### Aim
Could you extract every entry below and reproduce it exactly?

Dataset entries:

────────────────────────────────────────

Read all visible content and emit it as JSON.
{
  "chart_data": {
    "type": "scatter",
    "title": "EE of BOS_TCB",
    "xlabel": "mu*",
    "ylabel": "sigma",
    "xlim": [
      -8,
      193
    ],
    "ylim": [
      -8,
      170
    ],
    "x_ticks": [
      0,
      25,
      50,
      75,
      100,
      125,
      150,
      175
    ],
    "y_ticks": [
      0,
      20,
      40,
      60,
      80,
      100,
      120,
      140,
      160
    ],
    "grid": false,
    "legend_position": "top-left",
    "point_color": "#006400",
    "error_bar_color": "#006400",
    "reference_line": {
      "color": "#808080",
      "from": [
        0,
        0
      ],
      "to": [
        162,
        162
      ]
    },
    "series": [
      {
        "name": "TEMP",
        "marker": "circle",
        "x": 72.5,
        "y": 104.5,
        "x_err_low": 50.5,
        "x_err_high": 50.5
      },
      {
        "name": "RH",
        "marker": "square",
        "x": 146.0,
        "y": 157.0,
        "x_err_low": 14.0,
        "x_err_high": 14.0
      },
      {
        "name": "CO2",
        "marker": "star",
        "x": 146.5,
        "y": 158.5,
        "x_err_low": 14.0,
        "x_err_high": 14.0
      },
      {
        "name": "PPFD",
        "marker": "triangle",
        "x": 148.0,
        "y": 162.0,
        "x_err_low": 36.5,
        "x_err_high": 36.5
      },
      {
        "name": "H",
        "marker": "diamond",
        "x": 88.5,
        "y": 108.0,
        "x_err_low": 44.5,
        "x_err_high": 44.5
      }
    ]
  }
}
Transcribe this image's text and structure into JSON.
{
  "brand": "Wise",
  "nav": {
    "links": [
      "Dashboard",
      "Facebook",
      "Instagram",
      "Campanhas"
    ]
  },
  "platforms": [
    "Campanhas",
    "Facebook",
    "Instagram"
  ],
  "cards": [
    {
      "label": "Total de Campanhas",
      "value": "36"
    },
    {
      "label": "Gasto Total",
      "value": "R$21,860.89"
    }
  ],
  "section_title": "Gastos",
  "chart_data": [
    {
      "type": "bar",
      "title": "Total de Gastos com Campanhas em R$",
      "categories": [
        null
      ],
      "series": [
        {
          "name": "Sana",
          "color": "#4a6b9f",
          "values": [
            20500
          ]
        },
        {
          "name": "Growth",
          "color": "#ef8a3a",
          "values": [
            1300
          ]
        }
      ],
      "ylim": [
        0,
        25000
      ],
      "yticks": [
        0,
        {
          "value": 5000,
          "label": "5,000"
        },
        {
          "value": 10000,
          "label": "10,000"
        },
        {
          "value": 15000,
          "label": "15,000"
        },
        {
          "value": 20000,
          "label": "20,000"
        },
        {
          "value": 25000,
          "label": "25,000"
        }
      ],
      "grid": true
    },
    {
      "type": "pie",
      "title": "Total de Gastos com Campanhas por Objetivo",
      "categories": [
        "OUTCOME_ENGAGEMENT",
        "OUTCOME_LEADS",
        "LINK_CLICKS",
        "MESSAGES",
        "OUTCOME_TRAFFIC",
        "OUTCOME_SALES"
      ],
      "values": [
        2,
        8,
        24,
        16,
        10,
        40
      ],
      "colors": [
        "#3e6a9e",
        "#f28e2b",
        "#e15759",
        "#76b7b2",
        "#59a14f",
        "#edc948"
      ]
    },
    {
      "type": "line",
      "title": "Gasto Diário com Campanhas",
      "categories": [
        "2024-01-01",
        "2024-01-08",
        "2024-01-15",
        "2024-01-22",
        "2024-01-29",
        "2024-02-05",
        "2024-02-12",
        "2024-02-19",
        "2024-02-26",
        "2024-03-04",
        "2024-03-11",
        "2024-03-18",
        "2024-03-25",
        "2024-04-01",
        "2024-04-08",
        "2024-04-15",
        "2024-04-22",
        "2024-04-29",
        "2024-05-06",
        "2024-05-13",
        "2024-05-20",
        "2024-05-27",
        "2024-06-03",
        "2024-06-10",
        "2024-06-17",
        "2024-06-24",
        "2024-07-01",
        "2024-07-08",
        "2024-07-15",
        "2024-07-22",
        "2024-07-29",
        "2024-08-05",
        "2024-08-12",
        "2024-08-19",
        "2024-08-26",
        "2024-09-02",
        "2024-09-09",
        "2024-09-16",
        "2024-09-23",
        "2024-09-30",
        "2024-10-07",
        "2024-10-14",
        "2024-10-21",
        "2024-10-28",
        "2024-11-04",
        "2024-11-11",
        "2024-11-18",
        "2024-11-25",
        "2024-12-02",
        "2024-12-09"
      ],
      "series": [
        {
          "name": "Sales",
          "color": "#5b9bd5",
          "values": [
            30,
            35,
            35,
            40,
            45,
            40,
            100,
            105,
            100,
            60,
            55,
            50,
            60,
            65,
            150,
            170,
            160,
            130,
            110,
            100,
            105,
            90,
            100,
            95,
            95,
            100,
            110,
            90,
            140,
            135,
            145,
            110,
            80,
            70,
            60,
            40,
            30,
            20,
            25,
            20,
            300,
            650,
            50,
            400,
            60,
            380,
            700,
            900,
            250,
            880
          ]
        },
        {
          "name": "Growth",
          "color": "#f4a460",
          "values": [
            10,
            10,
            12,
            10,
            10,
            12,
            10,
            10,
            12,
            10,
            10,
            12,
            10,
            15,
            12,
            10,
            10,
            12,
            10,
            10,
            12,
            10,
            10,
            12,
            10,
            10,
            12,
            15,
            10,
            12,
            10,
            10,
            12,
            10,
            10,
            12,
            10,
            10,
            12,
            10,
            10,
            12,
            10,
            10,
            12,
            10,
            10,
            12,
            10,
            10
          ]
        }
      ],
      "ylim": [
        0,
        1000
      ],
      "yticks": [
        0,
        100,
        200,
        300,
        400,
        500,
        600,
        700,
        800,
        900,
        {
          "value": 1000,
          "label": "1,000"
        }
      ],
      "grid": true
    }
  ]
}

────────────────────────────────────────

### Answer for this exercise
Read all visible content and emit it as JSON.
{
  "chart_data": {
    "type": "scatter",
    "title": "EE of BOS_TCB",
    "xlabel": "mu*",
    "ylabel": "sigma",
    "xlim": [
      -8,
      193
    ],
    "ylim": [
      -8,
      170
    ],
    "x_ticks": [
      0,
      25,
      50,
      75,
      100,
      125,
      150,
      175
    ],
    "y_ticks": [
      0,
      20,
      40,
      60,
      80,
      100,
      120,
      140,
      160
    ],
    "grid": false,
    "legend_position": "top-left",
    "point_color": "#006400",
    "error_bar_color": "#006400",
    "reference_line": {
      "color": "#808080",
      "from": [
        0,
        0
      ],
      "to": [
        162,
        162
      ]
    },
    "series": [
      {
        "name": "TEMP",
        "marker": "circle",
        "x": 72.5,
        "y": 104.5,
        "x_err_low": 50.5,
        "x_err_high": 50.5
      },
      {
        "name": "RH",
        "marker": "square",
        "x": 146.0,
        "y": 157.0,
        "x_err_low": 14.0,
        "x_err_high": 14.0
      },
      {
        "name": "CO2",
        "marker": "star",
        "x": 146.5,
        "y": 158.5,
        "x_err_low": 14.0,
        "x_err_high": 14.0
      },
      {
        "name": "PPFD",
        "marker": "triangle",
        "x": 148.0,
        "y": 162.0,
        "x_err_low": 36.5,
        "x_err_high": 36.5
      },
      {
        "name": "H",
        "marker": "diamond",
        "x": 88.5,
        "y": 108.0,
        "x_err_low": 44.5,
        "x_err_high": 44.5
      }
    ]
  }
}
Transcribe this image's text and structure into JSON.
{
  "brand": "Wise",
  "nav": {
    "links": [
      "Dashboard",
      "Facebook",
      "Instagram",
      "Campanhas"
    ]
  },
  "platforms": [
    "Campanhas",
    "Facebook",
    "Instagram"
  ],
  "cards": [
    {
      "label": "Total de Campanhas",
      "value": "36"
    },
    {
      "label": "Gasto Total",
      "value": "R$21,860.89"
    }
  ],
  "section_title": "Gastos",
  "chart_data": [
    {
      "type": "bar",
      "title": "Total de Gastos com Campanhas em R$",
      "categories": [
        null
      ],
      "series": [
        {
          "name": "Sana",
          "color": "#4a6b9f",
          "values": [
            20500
          ]
        },
        {
          "name": "Growth",
          "color": "#ef8a3a",
          "values": [
            1300
          ]
        }
      ],
      "ylim": [
        0,
        25000
      ],
      "yticks": [
        0,
        {
          "value": 5000,
          "label": "5,000"
        },
        {
          "value": 10000,
          "label": "10,000"
        },
        {
          "value": 15000,
          "label": "15,000"
        },
        {
          "value": 20000,
          "label": "20,000"
        },
        {
          "value": 25000,
          "label": "25,000"
        }
      ],
      "grid": true
    },
    {
      "type": "pie",
      "title": "Total de Gastos com Campanhas por Objetivo",
      "categories": [
        "OUTCOME_ENGAGEMENT",
        "OUTCOME_LEADS",
        "LINK_CLICKS",
        "MESSAGES",
        "OUTCOME_TRAFFIC",
        "OUTCOME_SALES"
      ],
      "values": [
        2,
        8,
        24,
        16,
        10,
        40
      ],
      "colors": [
        "#3e6a9e",
        "#f28e2b",
        "#e15759",
        "#76b7b2",
        "#59a14f",
        "#edc948"
      ]
    },
    {
      "type": "line",
      "title": "Gasto Diário com Campanhas",
      "categories": [
        "2024-01-01",
        "2024-01-08",
        "2024-01-15",
        "2024-01-22",
        "2024-01-29",
        "2024-02-05",
        "2024-02-12",
        "2024-02-19",
        "2024-02-26",
        "2024-03-04",
        "2024-03-11",
        "2024-03-18",
        "2024-03-25",
        "2024-04-01",
        "2024-04-08",
        "2024-04-15",
        "2024-04-22",
        "2024-04-29",
        "2024-05-06",
        "2024-05-13",
        "2024-05-20",
        "2024-05-27",
        "2024-06-03",
        "2024-06-10",
        "2024-06-17",
        "2024-06-24",
        "2024-07-01",
        "2024-07-08",
        "2024-07-15",
        "2024-07-22",
        "2024-07-29",
        "2024-08-05",
        "2024-08-12",
        "2024-08-19",
        "2024-08-26",
        "2024-09-02",
        "2024-09-09",
        "2024-09-16",
        "2024-09-23",
        "2024-09-30",
        "2024-10-07",
        "2024-10-14",
        "2024-10-21",
        "2024-10-28",
        "2024-11-04",
        "2024-11-11",
        "2024-11-18",
        "2024-11-25",
        "2024-12-02",
        "2024-12-09"
      ],
      "series": [
        {
          "name": "Sales",
          "color": "#5b9bd5",
          "values": [
            30,
            35,
            35,
            40,
            45,
            40,
            100,
            105,
            100,
            60,
            55,
            50,
            60,
            65,
            150,
            170,
            160,
            130,
            110,
            100,
            105,
            90,
            100,
            95,
            95,
            100,
            110,
            90,
            140,
            135,
            145,
            110,
            80,
            70,
            60,
            40,
            30,
            20,
            25,
            20,
            300,
            650,
            50,
            400,
            60,
            380,
            700,
            900,
            250,
            880
          ]
        },
        {
          "name": "Growth",
          "color": "#f4a460",
          "values": [
            10,
            10,
            12,
            10,
            10,
            12,
            10,
            10,
            12,
            10,
            10,
            12,
            10,
            15,
            12,
            10,
            10,
            12,
            10,
            10,
            12,
            10,
            10,
            12,
            10,
            10,
            12,
            15,
            10,
            12,
            10,
            10,
            12,
            10,
            10,
            12,
            10,
            10,
            12,
            10,
            10,
            12,
            10,
            10,
            12,
            10,
            10,
            12,
            10,
            10
          ]
        }
      ],
      "ylim": [
        0,
        1000
      ],
      "yticks": [
        0,
        100,
        200,
        300,
        400,
        500,
        600,
        700,
        800,
        900,
        {
          "value": 1000,
          "label": "1,000"
        }
      ],
      "grid": true
    }
  ]
}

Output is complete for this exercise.